Transcribe the material in full, exactly as written.

Items from a figure collection:
******************************

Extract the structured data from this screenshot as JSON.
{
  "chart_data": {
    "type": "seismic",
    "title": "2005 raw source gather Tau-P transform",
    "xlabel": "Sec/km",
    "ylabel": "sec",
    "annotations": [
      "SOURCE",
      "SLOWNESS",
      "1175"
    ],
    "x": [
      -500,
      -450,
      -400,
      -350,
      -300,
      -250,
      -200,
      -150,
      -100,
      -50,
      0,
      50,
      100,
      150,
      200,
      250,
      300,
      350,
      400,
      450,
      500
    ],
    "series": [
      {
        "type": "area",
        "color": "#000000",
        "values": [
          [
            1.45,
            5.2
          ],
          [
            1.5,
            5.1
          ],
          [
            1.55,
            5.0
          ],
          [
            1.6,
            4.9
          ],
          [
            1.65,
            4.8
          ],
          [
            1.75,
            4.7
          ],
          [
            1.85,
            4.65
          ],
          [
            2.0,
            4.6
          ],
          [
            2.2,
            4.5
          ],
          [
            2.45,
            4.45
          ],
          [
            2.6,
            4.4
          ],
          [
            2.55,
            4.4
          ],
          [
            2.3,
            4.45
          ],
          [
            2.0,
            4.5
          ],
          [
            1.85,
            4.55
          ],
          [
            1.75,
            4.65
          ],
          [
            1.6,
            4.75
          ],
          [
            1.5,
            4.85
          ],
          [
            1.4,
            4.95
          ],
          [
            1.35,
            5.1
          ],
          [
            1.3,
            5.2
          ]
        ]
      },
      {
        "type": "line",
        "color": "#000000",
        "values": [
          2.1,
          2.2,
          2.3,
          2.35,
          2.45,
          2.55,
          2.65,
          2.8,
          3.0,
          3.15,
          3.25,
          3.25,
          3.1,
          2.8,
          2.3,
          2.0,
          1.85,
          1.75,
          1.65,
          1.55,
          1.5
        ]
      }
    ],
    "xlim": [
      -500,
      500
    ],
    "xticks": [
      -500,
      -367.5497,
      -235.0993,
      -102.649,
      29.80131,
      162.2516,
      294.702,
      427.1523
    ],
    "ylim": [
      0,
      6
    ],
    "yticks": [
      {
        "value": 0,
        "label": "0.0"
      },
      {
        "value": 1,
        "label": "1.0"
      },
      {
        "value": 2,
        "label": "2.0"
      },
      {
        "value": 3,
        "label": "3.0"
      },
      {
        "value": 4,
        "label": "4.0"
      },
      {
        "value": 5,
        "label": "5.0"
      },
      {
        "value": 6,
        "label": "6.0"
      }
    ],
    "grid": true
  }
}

******************************

__FINISHED TASK__.
Extract the structured data from this screenshot as JSON.
{
  "chart_data": {
    "type": "seismic",
    "title": "2005 raw source gather Tau-P transform",
    "xlabel": "Sec/km",
    "ylabel": "sec",
    "annotations": [
      "SOURCE",
      "SLOWNESS",
      "1175"
    ],
    "x": [
      -500,
      -450,
      -400,
      -350,
      -300,
      -250,
      -200,
      -150,
      -100,
      -50,
      0,
      50,
      100,
      150,
      200,
      250,
      300,
      350,
      400,
      450,
      500
    ],
    "series": [
      {
        "type": "area",
        "color": "#000000",
        "values": [
          [
            1.45,
            5.2
          ],
          [
            1.5,
            5.1
          ],
          [
            1.55,
            5.0
          ],
          [
            1.6,
            4.9
          ],
          [
            1.65,
            4.8
          ],
          [
            1.75,
            4.7
          ],
          [
            1.85,
            4.65
          ],
          [
            2.0,
            4.6
          ],
          [
            2.2,
            4.5
          ],
          [
            2.45,
            4.45
          ],
          [
            2.6,
            4.4
          ],
          [
            2.55,
            4.4
          ],
          [
            2.3,
            4.45
          ],
          [
            2.0,
            4.5
          ],
          [
            1.85,
            4.55
          ],
          [
            1.75,
            4.65
          ],
          [
            1.6,
            4.75
          ],
          [
            1.5,
            4.85
          ],
          [
            1.4,
            4.95
          ],
          [
            1.35,
            5.1
          ],
          [
            1.3,
            5.2
          ]
        ]
      },
      {
        "type": "line",
        "color": "#000000",
        "values": [
          2.1,
          2.2,
          2.3,
          2.35,
          2.45,
          2.55,
          2.65,
          2.8,
          3.0,
          3.15,
          3.25,
          3.25,
          3.1,
          2.8,
          2.3,
          2.0,
          1.85,
          1.75,
          1.65,
          1.55,
          1.5
        ]
      }
    ],
    "xlim": [
      -500,
      500
    ],
    "xticks": [
      -500,
      -367.5497,
      -235.0993,
      -102.649,
      29.80131,
      162.2516,
      294.702,
      427.1523
    ],
    "ylim": [
      0,
      6
    ],
    "yticks": [
      {
        "value": 0,
        "label": "0.0"
      },
      {
        "value": 1,
        "label": "1.0"
      },
      {
        "value": 2,
        "label": "2.0"
      },
      {
        "value": 3,
        "label": "3.0"
      },
      {
        "value": 4,
        "label": "4.0"
      },
      {
        "value": 5,
        "label": "5.0"
      },
      {
        "value": 6,
        "label": "6.0"
      }
    ],
    "grid": true
  }
}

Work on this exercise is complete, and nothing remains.